━━━━━ DATA PROVIDED

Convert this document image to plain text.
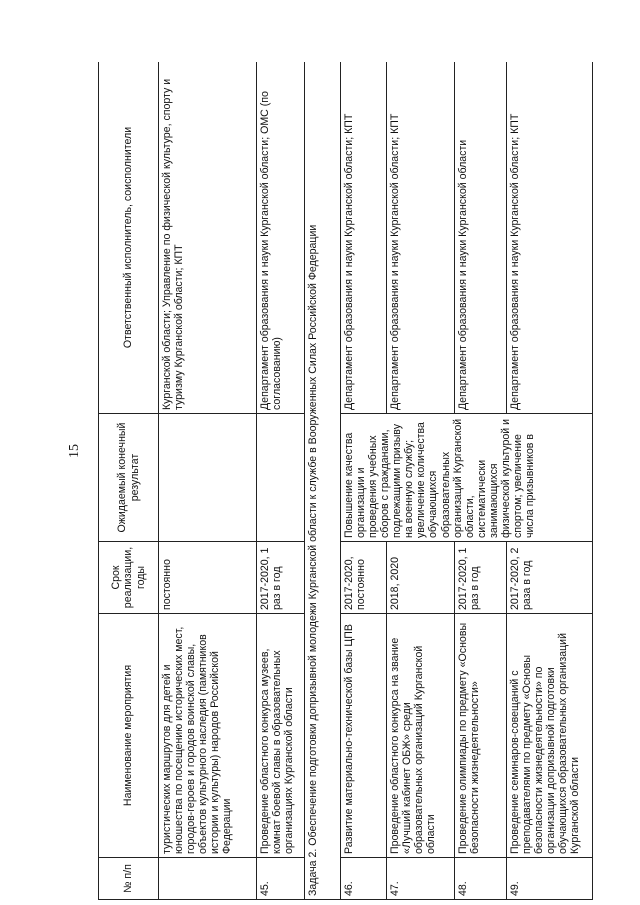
15
№ п/п	Наименование мероприятия	Срок реализации, годы	Ожидаемый конечный результат	Ответственный исполнитель, соисполнители
	туристических маршрутов для детей и юношества по посещению исторических мест, городов-героев и городов воинской славы, объектов культурного наследия (памятников истории и культуры) народов Российской Федерации	постоянно		Курганской области; Управление по физической культуре, спорту и туризму Курганской области; КПТ
45.	Проведение областного конкурса музеев, комнат боевой славы в образовательных организациях Курганской области	2017-2020, 1 раз в год		Департамент образования и науки Курганской области; ОМС (по согласованию)
Задача 2. Обеспечение подготовки допризывной молодежи Курганской области к службе в Вооруженных Силах Российской Федерации				
46.	Развитие материально-технической базы ЦПВ	2017-2020, постоянно	Повышение качества организации и проведения учебных сборов с гражданами, подлежащими призыву на военную службу; увеличение количества обучающихся образовательных организаций Курганской области, систематически занимающихся физической культурой и спортом; увеличение числа призывников в	Департамент образования и науки Курганской области; КПТ
47.	Проведение областного конкурса на звание «Лучший кабинет ОБЖ» среди образовательных организаций Курганской области	2018, 2020		Департамент образования и науки Курганской области; КПТ
48.	Проведение олимпиады по предмету «Основы безопасности жизнедеятельности»	2017-2020, 1 раз в год		Департамент образования и науки Курганской области
49.	Проведение семинаров-совещаний с преподавателями по предмету «Основы безопасности жизнедеятельности» по организации допризывной подготовки обучающихся образовательных организаций Курганской области	2017-2020, 2 раза в год		Департамент образования и науки Курганской области; КПТ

━━━━━━━━━━

> WRITTEN INSTRUCTION
Transcribe the material exactly, leaving every picture out.

> EXERCISE RESPONSE
Convert this document image to plain text.
15
№ п/п	Наименование мероприятия	Срок реализации, годы	Ожидаемый конечный результат	Ответственный исполнитель, соисполнители
	туристических маршрутов для детей и юношества по посещению исторических мест, городов-героев и городов воинской славы, объектов культурного наследия (памятников истории и культуры) народов Российской Федерации	постоянно		Курганской области; Управление по физической культуре, спорту и туризму Курганской области; КПТ
45.	Проведение областного конкурса музеев, комнат боевой славы в образовательных организациях Курганской области	2017-2020, 1 раз в год		Департамент образования и науки Курганской области; ОМС (по согласованию)
Задача 2. Обеспечение подготовки допризывной молодежи Курганской области к службе в Вооруженных Силах Российской Федерации				
46.	Развитие материально-технической базы ЦПВ	2017-2020, постоянно	Повышение качества организации и проведения учебных сборов с гражданами, подлежащими призыву на военную службу; увеличение количества обучающихся образовательных организаций Курганской области, систематически занимающихся физической культурой и спортом; увеличение числа призывников в	Департамент образования и науки Курганской области; КПТ
47.	Проведение областного конкурса на звание «Лучший кабинет ОБЖ» среди образовательных организаций Курганской области	2018, 2020		Департамент образования и науки Курганской области; КПТ
48.	Проведение олимпиады по предмету «Основы безопасности жизнедеятельности»	2017-2020, 1 раз в год		Департамент образования и науки Курганской области
49.	Проведение семинаров-совещаний с преподавателями по предмету «Основы безопасности жизнедеятельности» по организации допризывной подготовки обучающихся образовательных организаций Курганской области	2017-2020, 2 раза в год		Департамент образования и науки Курганской области; КПТ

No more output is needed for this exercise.